start

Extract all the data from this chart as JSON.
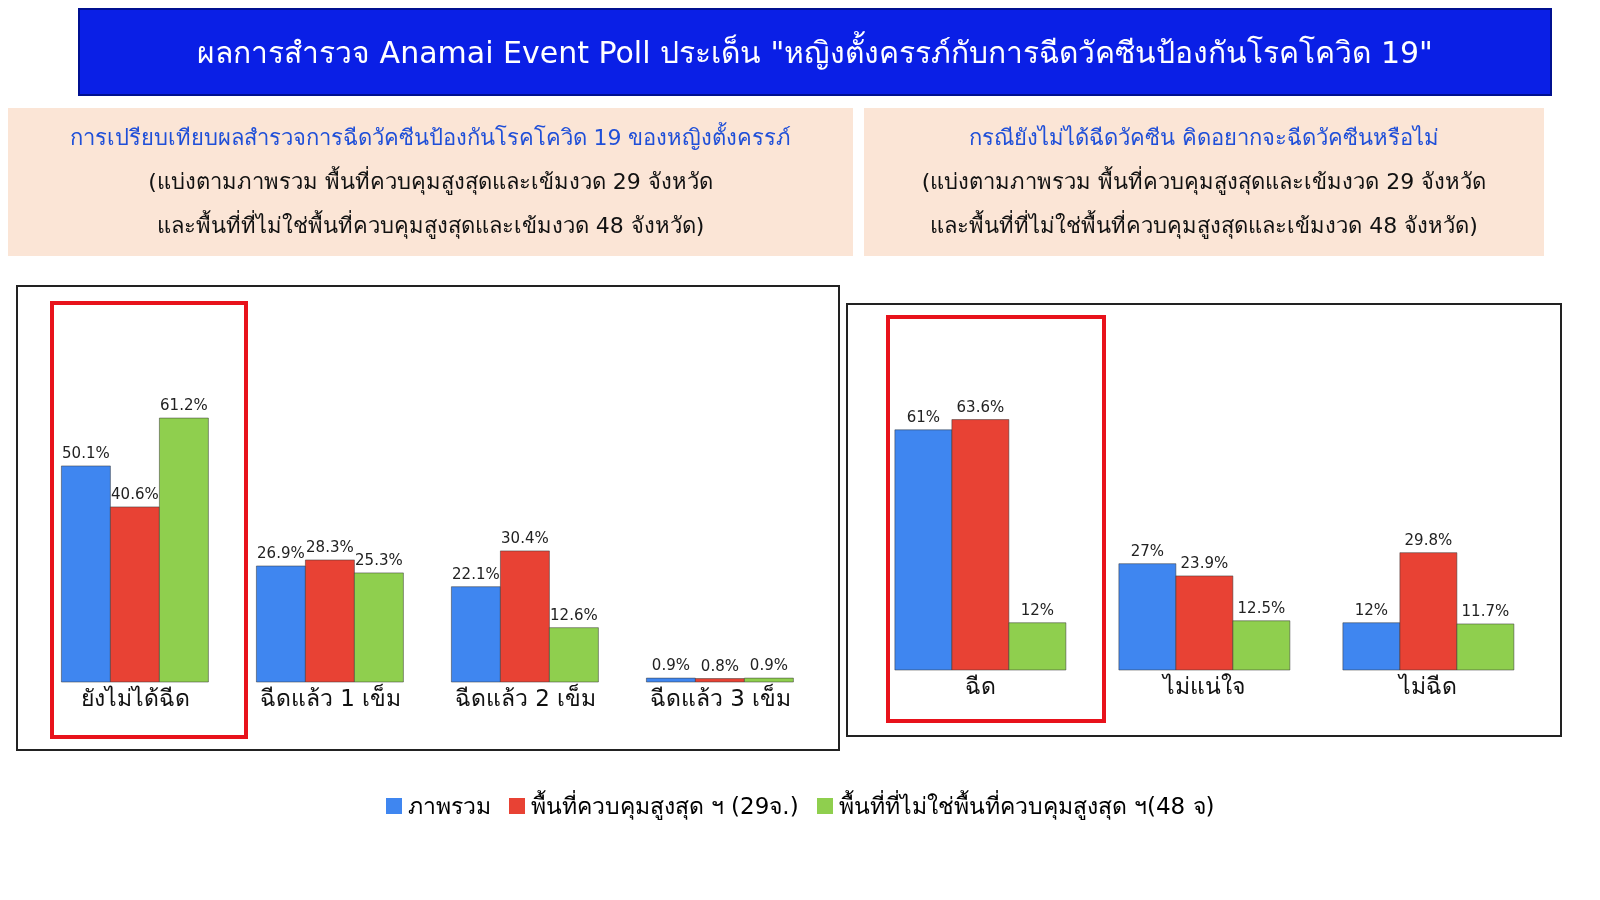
{
  "chart_data": [
    {
      "type": "bar",
      "title": "ผลการสำรวจ Anamai Event Poll ประเด็น \"หญิงตั้งครรภ์กับการฉีดวัคซีนป้องกันโรคโควิด 19\"",
      "subtitle": "การเปรียบเทียบผลสำรวจการฉีดวัคซีนป้องกันโรคโควิด 19 ของหญิงตั้งครรภ์\n(แบ่งตามภาพรวม พื้นที่ควบคุมสูงสุดและเข้มงวด 29 จังหวัด\nและพื้นที่ที่ไม่ใช่พื้นที่ควบคุมสูงสุดและเข้มงวด 48 จังหวัด)",
      "categories": [
        "ยังไม่ได้ฉีด",
        "ฉีดแล้ว 1 เข็ม",
        "ฉีดแล้ว 2 เข็ม",
        "ฉีดแล้ว 3 เข็ม"
      ],
      "legend": "bottom",
      "series": [
        {
          "name": "ภาพรวม",
          "color": "#3f86f0",
          "values": [
            50.1,
            26.9,
            22.1,
            0.9
          ],
          "value_labels": [
            "50.1%",
            "26.9%",
            "22.1%",
            "0.9%"
          ]
        },
        {
          "name": "พื้นที่ควบคุมสูงสุด ฯ (29จ.)",
          "color": "#e84234",
          "values": [
            40.6,
            28.3,
            30.4,
            0.8
          ],
          "value_labels": [
            "40.6%",
            "28.3%",
            "30.4%",
            "0.8%"
          ]
        },
        {
          "name": "พื้นที่ที่ไม่ใช่พื้นที่ควบคุมสูงสุด ฯ(48 จ)",
          "color": "#8fcf4e",
          "values": [
            61.2,
            25.3,
            12.6,
            0.9
          ],
          "value_labels": [
            "61.2%",
            "25.3%",
            "12.6%",
            "0.9%"
          ]
        }
      ]
    },
    {
      "type": "bar",
      "title": "กรณียังไม่ได้ฉีดวัคซีน คิดอยากจะฉีดวัคซีนหรือไม่\n(แบ่งตามภาพรวม พื้นที่ควบคุมสูงสุดและเข้มงวด 29 จังหวัด\nและพื้นที่ที่ไม่ใช่พื้นที่ควบคุมสูงสุดและเข้มงวด 48 จังหวัด)",
      "categories": [
        "ฉีด",
        "ไม่แน่ใจ",
        "ไม่ฉีด"
      ],
      "series": [
        {
          "color": "#3f86f0",
          "values": [
            61,
            27,
            12
          ],
          "value_labels": [
            "61%",
            "27%",
            "12%"
          ]
        },
        {
          "color": "#e84234",
          "values": [
            63.6,
            23.9,
            29.8
          ],
          "value_labels": [
            "63.6%",
            "23.9%",
            "29.8%"
          ]
        },
        {
          "color": "#8fcf4e",
          "values": [
            12,
            12.5,
            11.7
          ],
          "value_labels": [
            "12%",
            "12.5%",
            "11.7%"
          ]
        }
      ]
    }
  ]
}
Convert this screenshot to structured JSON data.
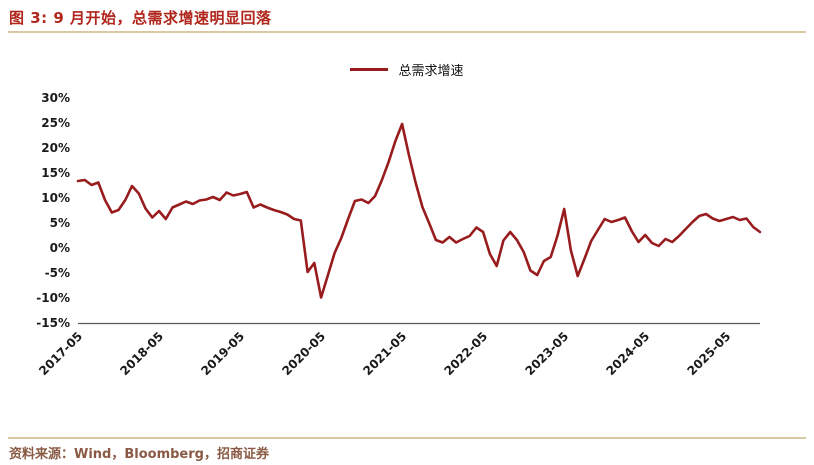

end

## TASK INSTRUCTIONS
Where does the word "ดและเข" appear in the listing? List each line that holds it.

## SOLUTION TO THE PROBLEM
      "subtitle": "การเปรียบเทียบผลสำรวจการฉีดวัคซีนป้องกันโรคโควิด 19 ของหญิงตั้งครรภ์\n(แบ่งตามภาพรวม พื้นที่ควบคุมสูงสุดและเข้มงวด 29 จังหวัด\nและพื้นที่ที่ไม่ใช่พื้นที่ควบคุมสูงสุดและเข้มงวด 48 จังหวัด)",
      "title": "กรณียังไม่ได้ฉีดวัคซีน คิดอยากจะฉีดวัคซีนหรือไม่\n(แบ่งตามภาพรวม พื้นที่ควบคุมสูงสุดและเข้มงวด 29 จังหวัด\nและพื้นที่ที่ไม่ใช่พื้นที่ควบคุมสูงสุดและเข้มงวด 48 จังหวัด)",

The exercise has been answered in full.